┌──

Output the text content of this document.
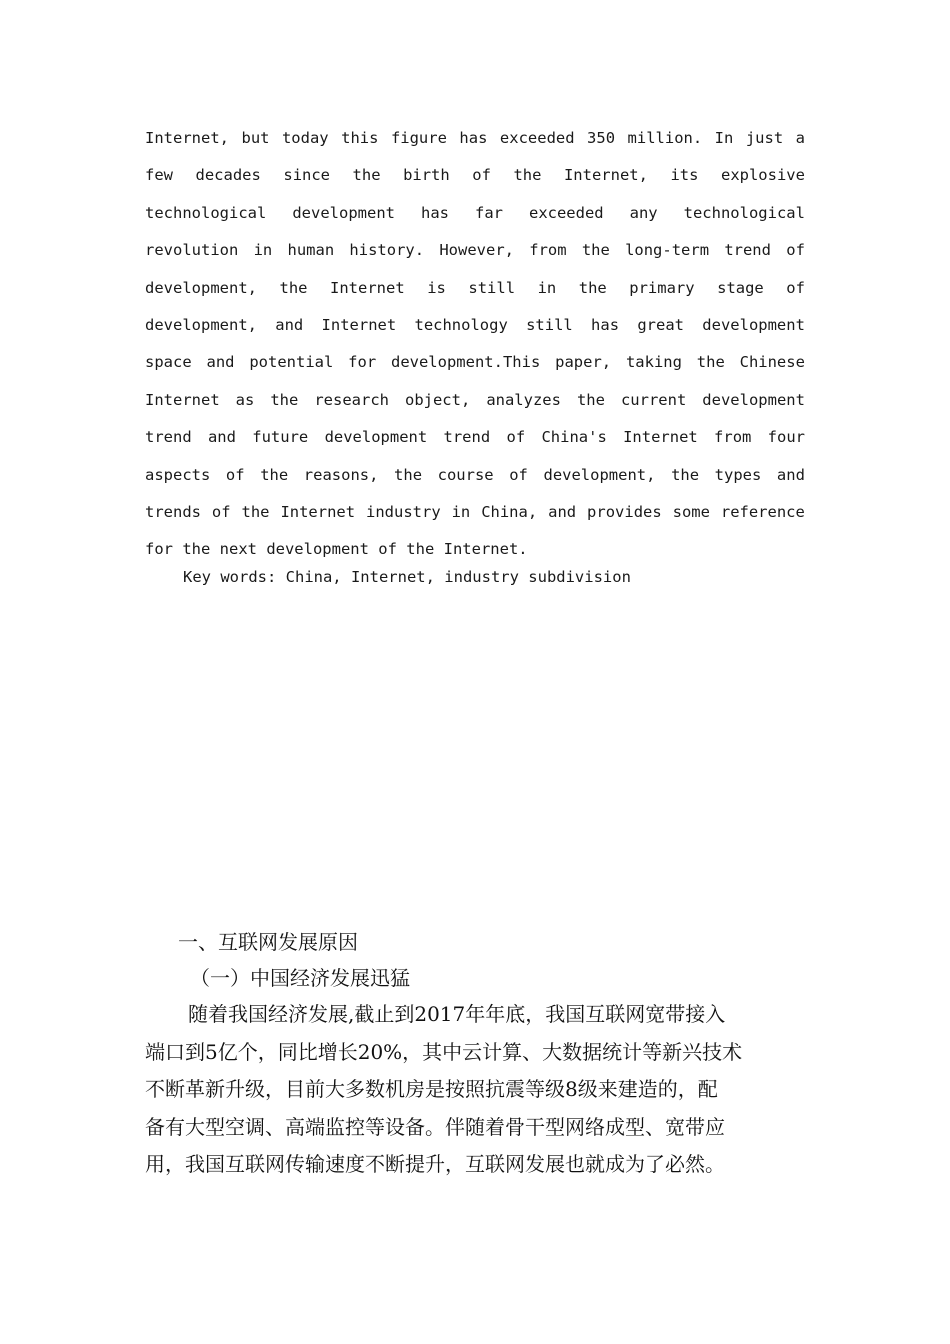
Internet, but today this figure has exceeded 350 million. In just a
few decades since the birth of the Internet, its explosive
technological development has far exceeded any technological
revolution in human history. However, from the long-term trend of
development, the Internet is still in the primary stage of
development, and Internet technology still has great development
space and potential for development.This paper, taking the Chinese
Internet as the research object, analyzes the current development
trend and future development trend of China's Internet from four
aspects of the reasons, the course of development, the types and
trends of the Internet industry in China, and provides some reference
for the next development of the Internet.
Key words: China, Internet, industry subdivision
一、互联网发展原因
（一）中国经济发展迅猛
随着我国经济发展,截止到2017年年底，我国互联网宽带接入
端口到5亿个，同比增长20%，其中云计算、大数据统计等新兴技术
不断革新升级，目前大多数机房是按照抗震等级8级来建造的，配
备有大型空调、高端监控等设备。伴随着骨干型网络成型、宽带应
用，我国互联网传输速度不断提升，互联网发展也就成为了必然。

└──

**GOAL**.
Omit every picture, then repeat the remaining data exactly as it appears above.

**RESPONSE TO THE EXERCISE**.
Output the text content of this document.
Internet, but today this figure has exceeded 350 million. In just a
few decades since the birth of the Internet, its explosive
technological development has far exceeded any technological
revolution in human history. However, from the long-term trend of
development, the Internet is still in the primary stage of
development, and Internet technology still has great development
space and potential for development.This paper, taking the Chinese
Internet as the research object, analyzes the current development
trend and future development trend of China's Internet from four
aspects of the reasons, the course of development, the types and
trends of the Internet industry in China, and provides some reference
for the next development of the Internet.
Key words: China, Internet, industry subdivision
一、互联网发展原因
（一）中国经济发展迅猛
随着我国经济发展,截止到2017年年底，我国互联网宽带接入
端口到5亿个，同比增长20%，其中云计算、大数据统计等新兴技术
不断革新升级，目前大多数机房是按照抗震等级8级来建造的，配
备有大型空调、高端监控等设备。伴随着骨干型网络成型、宽带应
用，我国互联网传输速度不断提升，互联网发展也就成为了必然。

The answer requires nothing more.